WHAT YOU NEED TO DO ::
Beginning at the line containing "Give me a plain-text" and continuing to the end of the records below, give each line again exactly as it stands, and only those lines.

<<<<

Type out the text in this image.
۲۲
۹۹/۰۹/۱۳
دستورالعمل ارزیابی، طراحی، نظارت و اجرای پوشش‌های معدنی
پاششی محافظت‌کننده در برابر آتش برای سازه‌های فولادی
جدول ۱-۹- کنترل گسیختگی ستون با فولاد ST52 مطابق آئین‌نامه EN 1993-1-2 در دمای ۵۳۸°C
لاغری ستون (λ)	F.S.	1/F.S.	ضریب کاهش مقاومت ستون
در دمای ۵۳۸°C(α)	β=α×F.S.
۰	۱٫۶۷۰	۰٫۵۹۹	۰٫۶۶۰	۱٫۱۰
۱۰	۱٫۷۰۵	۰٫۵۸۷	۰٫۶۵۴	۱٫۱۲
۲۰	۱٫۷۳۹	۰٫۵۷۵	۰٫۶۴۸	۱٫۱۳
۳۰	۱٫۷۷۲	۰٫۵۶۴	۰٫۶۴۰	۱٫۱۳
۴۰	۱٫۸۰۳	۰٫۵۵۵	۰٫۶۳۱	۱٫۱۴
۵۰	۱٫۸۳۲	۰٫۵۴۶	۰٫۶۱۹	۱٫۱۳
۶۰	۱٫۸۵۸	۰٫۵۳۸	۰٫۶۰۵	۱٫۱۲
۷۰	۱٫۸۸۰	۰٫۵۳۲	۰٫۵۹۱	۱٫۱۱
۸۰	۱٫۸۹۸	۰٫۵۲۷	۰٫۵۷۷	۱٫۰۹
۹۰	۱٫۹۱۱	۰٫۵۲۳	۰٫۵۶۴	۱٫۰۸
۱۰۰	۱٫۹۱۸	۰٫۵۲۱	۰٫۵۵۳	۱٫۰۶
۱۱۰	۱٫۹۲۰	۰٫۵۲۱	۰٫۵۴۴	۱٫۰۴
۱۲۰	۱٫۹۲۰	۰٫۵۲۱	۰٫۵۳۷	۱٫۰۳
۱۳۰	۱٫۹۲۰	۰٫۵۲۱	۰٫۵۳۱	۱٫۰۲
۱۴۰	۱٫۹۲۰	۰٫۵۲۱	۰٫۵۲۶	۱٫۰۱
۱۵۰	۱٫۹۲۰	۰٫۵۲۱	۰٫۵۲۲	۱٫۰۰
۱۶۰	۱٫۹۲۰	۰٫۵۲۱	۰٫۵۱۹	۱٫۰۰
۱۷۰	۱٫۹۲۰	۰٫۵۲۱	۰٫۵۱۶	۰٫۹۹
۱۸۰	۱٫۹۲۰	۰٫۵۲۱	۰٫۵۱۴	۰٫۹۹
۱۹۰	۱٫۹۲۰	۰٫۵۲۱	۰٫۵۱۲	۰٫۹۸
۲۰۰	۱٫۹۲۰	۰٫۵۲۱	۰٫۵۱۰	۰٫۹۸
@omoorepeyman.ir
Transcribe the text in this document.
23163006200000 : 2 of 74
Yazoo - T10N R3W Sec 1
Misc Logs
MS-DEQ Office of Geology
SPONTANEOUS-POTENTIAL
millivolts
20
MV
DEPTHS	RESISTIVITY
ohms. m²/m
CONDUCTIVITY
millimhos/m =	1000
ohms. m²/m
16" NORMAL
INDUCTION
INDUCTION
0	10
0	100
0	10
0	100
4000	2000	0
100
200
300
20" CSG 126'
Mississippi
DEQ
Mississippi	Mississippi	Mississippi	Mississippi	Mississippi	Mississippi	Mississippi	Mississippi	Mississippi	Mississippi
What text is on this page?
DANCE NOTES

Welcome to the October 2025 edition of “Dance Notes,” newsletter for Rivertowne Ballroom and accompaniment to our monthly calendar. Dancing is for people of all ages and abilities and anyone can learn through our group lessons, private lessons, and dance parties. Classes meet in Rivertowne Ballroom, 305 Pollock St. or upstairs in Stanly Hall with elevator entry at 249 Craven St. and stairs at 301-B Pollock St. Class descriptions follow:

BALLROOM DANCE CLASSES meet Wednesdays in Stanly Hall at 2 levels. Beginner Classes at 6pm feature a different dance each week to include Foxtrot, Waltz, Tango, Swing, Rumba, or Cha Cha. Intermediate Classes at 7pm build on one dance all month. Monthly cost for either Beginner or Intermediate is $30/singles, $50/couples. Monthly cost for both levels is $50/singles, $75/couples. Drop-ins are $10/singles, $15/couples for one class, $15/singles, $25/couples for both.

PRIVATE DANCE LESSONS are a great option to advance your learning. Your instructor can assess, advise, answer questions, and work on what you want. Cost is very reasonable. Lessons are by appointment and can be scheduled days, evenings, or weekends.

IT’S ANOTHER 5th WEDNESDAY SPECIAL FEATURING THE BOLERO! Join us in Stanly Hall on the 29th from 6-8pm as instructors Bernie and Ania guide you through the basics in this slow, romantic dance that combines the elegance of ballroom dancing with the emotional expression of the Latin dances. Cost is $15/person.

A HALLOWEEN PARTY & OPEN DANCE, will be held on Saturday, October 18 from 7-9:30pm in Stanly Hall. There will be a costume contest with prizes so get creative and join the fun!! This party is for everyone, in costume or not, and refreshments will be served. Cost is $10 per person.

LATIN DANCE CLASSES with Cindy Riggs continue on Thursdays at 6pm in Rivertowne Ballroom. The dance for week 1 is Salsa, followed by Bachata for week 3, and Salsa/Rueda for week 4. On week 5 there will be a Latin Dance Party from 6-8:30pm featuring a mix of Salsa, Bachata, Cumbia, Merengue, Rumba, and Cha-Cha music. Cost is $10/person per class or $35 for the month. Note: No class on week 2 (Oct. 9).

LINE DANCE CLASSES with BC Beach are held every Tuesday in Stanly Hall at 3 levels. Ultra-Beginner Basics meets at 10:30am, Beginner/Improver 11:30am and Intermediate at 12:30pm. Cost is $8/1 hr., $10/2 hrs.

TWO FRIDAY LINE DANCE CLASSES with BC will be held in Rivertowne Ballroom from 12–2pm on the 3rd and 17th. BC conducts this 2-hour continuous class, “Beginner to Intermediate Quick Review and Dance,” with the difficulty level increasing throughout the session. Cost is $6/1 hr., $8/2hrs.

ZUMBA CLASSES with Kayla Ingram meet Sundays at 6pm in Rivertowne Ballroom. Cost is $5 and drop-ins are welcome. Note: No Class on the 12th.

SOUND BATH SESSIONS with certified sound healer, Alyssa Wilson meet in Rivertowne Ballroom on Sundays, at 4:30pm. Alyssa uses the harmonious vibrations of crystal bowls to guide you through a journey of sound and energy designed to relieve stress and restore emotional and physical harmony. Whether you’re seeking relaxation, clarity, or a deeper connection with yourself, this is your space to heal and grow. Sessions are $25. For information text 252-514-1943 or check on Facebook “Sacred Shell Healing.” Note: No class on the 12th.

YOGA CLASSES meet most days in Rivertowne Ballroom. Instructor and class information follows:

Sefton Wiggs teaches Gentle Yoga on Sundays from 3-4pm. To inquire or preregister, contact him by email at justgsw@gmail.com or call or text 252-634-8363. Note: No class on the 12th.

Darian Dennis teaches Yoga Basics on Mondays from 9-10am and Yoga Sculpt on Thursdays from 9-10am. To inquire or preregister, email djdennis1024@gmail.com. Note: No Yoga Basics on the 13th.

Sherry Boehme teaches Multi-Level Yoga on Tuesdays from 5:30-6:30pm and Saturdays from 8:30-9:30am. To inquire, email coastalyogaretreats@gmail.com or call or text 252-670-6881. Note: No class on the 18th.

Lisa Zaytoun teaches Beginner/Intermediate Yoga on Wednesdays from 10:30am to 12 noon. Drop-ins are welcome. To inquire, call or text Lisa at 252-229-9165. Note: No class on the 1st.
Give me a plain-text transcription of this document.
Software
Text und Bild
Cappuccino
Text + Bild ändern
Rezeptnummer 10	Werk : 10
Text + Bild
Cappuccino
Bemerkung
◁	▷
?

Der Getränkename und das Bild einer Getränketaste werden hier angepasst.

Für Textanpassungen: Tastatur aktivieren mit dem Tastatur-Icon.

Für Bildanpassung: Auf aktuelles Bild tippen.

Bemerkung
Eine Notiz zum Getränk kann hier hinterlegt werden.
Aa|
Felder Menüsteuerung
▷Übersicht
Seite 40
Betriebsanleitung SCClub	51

>>>>

WRITTEN ANSWER ::
Give me a plain-text transcription of this document.
Software
Text und Bild
Cappuccino
Text + Bild ändern
Rezeptnummer 10	Werk : 10
Text + Bild
Cappuccino
Bemerkung
◁	▷
?

Der Getränkename und das Bild einer Getränketaste werden hier angepasst.

Für Textanpassungen: Tastatur aktivieren mit dem Tastatur-Icon.

Für Bildanpassung: Auf aktuelles Bild tippen.

Bemerkung
Eine Notiz zum Getränk kann hier hinterlegt werden.
Aa|
Felder Menüsteuerung
▷Übersicht
Seite 40
Betriebsanleitung SCClub	51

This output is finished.